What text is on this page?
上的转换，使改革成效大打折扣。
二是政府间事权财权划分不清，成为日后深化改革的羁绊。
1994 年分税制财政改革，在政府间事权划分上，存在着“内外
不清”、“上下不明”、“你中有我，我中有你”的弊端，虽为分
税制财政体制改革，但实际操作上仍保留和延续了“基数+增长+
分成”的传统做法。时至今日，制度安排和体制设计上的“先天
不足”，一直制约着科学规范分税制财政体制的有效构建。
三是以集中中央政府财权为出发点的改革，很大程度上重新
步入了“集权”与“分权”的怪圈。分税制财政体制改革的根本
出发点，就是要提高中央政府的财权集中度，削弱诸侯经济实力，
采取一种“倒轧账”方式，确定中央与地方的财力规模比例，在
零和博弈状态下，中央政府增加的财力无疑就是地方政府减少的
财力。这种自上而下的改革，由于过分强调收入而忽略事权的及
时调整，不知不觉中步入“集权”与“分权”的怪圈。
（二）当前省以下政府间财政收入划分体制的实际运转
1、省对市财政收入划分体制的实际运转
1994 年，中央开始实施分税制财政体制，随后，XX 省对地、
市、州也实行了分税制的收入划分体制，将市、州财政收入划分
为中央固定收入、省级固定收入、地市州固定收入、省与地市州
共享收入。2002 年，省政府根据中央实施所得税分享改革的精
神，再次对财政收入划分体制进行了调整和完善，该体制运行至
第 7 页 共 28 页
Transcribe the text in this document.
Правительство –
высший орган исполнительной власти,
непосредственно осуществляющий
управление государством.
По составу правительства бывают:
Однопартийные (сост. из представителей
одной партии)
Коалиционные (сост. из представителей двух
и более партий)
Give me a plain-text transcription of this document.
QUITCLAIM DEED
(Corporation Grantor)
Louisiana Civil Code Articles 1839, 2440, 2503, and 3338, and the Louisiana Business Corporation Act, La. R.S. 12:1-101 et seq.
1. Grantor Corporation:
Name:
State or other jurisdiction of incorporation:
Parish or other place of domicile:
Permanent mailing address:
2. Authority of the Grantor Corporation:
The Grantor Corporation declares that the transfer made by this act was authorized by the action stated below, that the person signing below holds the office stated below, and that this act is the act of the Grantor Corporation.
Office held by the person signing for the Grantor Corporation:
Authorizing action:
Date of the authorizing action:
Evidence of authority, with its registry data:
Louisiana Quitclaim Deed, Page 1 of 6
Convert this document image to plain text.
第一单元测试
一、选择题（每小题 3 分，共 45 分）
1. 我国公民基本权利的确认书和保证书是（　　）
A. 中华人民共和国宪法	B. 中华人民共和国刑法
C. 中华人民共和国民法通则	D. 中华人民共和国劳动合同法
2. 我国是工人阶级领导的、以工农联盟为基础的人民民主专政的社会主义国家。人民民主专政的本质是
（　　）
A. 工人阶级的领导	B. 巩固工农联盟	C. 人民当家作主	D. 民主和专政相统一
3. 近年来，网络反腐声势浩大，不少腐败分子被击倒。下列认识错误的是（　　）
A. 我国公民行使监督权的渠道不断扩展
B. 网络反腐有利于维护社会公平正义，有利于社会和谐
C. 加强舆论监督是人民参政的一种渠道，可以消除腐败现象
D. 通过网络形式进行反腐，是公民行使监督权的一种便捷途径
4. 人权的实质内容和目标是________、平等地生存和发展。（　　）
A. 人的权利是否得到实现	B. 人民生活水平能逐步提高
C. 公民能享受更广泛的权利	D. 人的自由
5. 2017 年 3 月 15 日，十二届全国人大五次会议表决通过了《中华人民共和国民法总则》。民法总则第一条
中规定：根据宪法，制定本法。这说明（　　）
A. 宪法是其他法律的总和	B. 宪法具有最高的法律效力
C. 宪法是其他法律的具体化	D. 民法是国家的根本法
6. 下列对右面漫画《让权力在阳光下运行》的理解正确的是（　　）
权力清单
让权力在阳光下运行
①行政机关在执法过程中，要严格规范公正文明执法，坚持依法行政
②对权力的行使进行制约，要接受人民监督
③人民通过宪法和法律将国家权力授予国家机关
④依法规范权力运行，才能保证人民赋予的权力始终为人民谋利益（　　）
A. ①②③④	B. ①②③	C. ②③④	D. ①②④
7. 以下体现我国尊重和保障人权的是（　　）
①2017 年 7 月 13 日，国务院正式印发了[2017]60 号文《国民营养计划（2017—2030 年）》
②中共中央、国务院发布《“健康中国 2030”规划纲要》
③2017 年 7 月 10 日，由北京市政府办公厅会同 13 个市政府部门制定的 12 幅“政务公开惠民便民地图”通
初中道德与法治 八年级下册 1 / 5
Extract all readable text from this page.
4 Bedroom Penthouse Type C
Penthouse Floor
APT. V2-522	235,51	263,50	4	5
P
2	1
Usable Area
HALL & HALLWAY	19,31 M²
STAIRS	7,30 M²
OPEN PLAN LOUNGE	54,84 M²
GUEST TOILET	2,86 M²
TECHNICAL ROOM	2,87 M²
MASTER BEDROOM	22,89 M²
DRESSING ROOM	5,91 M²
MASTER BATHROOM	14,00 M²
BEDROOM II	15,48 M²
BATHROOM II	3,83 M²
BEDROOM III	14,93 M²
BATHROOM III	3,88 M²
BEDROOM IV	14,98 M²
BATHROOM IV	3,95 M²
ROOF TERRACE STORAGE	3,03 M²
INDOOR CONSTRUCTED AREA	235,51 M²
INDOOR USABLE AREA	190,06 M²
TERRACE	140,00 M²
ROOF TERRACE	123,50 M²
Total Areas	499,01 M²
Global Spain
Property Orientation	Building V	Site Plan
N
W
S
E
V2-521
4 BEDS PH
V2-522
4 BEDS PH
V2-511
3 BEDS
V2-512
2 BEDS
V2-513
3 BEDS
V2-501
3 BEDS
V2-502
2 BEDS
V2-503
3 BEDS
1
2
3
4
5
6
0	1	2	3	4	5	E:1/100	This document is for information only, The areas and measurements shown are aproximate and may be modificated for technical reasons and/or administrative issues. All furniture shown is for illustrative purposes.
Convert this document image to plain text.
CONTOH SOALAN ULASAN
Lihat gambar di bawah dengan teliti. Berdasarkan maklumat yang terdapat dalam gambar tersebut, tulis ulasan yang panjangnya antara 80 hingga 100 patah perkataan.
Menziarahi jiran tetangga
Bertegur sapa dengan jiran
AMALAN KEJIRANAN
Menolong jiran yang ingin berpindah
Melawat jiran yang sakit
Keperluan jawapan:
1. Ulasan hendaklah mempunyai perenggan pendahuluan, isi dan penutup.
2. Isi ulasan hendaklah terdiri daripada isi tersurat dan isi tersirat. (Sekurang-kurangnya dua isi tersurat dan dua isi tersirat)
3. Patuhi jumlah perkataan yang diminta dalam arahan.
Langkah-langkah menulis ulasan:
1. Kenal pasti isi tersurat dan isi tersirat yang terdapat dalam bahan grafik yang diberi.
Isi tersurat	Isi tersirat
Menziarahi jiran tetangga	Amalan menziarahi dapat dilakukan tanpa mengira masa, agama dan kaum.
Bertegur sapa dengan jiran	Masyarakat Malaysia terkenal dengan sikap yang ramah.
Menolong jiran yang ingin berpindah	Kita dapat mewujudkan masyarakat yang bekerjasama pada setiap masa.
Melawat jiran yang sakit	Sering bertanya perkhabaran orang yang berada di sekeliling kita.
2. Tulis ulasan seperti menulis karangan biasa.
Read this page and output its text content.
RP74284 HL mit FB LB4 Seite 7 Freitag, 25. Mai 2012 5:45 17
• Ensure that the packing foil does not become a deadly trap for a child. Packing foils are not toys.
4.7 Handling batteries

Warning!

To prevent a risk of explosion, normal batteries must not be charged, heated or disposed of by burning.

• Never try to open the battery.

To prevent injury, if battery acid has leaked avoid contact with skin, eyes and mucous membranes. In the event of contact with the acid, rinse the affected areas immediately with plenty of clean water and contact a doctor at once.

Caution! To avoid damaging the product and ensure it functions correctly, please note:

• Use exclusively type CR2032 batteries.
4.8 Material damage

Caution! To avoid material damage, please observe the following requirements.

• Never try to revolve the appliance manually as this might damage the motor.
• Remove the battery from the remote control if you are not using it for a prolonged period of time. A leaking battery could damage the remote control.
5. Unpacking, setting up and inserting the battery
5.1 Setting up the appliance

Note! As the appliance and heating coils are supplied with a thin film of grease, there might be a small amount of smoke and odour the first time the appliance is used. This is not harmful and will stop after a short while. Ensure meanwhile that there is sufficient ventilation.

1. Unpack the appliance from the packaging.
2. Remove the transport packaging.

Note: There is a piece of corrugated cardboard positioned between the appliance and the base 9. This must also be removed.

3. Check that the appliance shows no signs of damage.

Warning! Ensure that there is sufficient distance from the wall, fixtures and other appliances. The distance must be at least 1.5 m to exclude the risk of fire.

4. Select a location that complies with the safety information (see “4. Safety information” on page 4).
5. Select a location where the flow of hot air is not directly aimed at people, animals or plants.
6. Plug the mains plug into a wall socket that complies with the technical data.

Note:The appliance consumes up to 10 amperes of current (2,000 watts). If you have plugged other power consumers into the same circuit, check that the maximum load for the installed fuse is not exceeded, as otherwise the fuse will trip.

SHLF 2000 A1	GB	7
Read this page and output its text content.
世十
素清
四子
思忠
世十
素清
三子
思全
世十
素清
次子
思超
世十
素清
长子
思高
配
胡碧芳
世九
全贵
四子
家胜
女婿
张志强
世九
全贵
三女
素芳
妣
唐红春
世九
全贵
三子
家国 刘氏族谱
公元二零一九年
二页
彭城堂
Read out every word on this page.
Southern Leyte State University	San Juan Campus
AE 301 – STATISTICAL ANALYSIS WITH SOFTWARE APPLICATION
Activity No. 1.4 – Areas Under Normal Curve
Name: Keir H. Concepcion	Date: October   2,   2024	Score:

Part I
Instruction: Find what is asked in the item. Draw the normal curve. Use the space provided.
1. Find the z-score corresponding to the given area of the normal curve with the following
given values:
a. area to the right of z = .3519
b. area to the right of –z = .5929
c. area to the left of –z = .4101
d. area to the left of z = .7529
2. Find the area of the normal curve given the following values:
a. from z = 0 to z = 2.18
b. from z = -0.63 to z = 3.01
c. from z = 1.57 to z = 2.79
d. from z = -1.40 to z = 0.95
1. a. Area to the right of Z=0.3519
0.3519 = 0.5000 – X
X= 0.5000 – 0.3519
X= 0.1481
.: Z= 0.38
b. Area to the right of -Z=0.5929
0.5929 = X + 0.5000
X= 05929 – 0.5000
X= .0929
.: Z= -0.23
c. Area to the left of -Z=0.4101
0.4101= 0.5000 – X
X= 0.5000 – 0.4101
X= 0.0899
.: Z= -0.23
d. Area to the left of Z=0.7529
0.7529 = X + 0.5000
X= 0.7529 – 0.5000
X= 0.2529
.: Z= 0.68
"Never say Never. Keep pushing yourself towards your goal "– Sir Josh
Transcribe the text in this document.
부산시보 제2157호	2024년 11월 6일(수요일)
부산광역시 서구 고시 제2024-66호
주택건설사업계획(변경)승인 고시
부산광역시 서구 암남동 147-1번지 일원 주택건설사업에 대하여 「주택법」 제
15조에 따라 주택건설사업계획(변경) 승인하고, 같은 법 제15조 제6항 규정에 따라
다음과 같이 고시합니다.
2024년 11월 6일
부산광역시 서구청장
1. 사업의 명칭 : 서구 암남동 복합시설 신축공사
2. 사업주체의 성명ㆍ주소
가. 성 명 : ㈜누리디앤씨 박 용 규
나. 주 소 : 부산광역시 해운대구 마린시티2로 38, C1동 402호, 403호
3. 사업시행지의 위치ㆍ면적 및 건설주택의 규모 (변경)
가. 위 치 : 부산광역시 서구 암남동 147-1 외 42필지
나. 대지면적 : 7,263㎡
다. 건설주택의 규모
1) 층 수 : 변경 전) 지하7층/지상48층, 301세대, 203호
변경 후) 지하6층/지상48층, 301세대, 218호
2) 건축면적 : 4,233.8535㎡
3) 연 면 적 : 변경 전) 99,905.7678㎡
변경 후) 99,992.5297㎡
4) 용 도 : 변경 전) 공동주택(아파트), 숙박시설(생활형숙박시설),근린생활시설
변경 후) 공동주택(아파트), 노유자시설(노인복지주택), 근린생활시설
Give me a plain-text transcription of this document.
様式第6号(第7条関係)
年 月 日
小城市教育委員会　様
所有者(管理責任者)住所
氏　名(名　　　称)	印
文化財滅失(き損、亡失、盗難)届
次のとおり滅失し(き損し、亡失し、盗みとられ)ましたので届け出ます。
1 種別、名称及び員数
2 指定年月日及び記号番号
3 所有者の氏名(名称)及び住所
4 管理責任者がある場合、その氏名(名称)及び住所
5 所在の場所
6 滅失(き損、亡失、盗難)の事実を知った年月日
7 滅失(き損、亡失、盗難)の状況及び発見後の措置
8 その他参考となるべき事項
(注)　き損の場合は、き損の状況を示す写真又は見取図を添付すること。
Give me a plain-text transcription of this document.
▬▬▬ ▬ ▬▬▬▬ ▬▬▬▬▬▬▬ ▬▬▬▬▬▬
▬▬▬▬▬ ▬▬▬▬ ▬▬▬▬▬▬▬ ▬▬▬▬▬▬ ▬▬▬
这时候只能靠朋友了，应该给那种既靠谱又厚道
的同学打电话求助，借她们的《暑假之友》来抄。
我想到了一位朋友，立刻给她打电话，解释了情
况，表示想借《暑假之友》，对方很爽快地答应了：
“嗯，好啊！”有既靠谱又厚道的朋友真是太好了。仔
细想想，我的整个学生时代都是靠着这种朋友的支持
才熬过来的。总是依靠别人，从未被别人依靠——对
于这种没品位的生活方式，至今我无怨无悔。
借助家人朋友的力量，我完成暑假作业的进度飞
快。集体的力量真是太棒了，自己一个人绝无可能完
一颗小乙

============

* [Given problem]: Filter lines by "让权力在阳光下运行" and return each hit.

* [Final result]:
6. 下列对右面漫画《让权力在阳光下运行》的理解正确的是（　　）
让权力在阳光下运行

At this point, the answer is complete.